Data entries
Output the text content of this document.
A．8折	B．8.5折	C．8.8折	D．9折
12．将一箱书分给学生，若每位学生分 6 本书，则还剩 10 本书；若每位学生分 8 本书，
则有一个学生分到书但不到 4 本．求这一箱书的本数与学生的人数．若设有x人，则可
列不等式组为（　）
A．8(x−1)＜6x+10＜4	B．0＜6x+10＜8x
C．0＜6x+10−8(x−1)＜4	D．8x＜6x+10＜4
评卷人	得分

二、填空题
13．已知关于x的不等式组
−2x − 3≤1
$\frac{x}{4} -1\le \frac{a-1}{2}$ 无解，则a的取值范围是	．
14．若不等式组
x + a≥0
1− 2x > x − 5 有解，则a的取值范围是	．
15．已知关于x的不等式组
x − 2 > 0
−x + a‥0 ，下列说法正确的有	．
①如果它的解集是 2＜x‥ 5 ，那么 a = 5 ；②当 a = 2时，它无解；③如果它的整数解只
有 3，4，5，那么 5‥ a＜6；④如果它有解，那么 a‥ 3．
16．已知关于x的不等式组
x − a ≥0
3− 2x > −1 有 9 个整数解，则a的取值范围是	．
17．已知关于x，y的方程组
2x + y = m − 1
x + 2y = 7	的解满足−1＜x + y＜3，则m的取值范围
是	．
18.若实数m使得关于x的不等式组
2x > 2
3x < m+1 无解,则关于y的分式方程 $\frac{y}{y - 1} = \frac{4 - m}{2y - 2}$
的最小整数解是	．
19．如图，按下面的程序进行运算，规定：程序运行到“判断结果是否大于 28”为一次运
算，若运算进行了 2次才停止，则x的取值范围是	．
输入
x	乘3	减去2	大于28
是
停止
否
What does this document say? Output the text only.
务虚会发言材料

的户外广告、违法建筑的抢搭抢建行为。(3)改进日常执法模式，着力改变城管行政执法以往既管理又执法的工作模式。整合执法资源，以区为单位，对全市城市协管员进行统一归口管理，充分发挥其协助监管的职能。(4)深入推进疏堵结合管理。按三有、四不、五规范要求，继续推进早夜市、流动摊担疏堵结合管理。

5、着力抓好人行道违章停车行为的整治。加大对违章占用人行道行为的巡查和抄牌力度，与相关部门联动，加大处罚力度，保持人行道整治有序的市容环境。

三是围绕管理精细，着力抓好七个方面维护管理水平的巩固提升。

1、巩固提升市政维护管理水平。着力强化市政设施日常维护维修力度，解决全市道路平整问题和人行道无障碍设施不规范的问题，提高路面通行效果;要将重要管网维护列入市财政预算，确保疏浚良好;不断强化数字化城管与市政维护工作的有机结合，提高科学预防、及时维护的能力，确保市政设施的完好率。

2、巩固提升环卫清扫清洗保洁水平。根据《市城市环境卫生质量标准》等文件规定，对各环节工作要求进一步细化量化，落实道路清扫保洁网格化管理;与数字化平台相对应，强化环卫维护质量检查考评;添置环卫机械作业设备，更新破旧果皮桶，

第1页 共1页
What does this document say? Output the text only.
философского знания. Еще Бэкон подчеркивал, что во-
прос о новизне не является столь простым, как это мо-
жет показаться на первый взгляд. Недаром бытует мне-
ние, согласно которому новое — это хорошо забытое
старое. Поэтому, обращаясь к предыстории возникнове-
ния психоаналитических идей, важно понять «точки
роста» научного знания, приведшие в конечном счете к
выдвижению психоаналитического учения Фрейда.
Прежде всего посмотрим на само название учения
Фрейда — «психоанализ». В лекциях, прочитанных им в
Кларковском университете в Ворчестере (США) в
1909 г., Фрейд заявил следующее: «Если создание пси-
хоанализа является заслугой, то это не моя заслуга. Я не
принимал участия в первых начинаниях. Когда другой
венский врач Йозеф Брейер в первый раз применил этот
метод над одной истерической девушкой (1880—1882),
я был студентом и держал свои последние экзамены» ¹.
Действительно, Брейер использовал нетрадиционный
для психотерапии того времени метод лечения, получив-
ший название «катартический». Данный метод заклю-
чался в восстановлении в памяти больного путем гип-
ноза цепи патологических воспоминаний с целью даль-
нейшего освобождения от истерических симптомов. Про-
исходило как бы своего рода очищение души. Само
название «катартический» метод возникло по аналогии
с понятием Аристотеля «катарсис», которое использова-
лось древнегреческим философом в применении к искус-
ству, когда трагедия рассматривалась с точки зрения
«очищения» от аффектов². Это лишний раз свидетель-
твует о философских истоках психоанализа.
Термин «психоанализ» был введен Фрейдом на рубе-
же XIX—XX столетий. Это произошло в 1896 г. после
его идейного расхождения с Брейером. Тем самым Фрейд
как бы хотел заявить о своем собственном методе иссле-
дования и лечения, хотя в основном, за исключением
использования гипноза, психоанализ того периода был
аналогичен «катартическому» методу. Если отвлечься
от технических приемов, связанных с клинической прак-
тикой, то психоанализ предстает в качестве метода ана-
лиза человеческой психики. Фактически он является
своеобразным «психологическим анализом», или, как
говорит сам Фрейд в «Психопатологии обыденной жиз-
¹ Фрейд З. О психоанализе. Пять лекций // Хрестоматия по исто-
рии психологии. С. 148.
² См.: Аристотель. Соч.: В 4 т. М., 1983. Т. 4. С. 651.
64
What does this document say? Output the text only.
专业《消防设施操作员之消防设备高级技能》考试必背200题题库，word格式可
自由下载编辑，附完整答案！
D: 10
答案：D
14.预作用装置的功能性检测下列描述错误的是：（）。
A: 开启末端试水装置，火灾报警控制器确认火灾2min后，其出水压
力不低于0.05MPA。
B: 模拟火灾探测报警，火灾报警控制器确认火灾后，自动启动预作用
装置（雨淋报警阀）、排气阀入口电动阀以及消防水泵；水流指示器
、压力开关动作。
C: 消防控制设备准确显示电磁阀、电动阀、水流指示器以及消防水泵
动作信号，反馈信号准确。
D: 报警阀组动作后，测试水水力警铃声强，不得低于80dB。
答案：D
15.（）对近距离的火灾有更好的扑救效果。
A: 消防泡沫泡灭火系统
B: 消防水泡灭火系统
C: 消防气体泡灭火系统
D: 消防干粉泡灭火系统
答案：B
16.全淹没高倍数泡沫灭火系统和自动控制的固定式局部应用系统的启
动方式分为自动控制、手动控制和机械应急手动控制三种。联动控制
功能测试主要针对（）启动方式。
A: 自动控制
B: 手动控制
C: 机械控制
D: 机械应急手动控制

• Given instruction: Scan the material above and determine how many lines include the word "первый"; report only the number.

• Reply: 2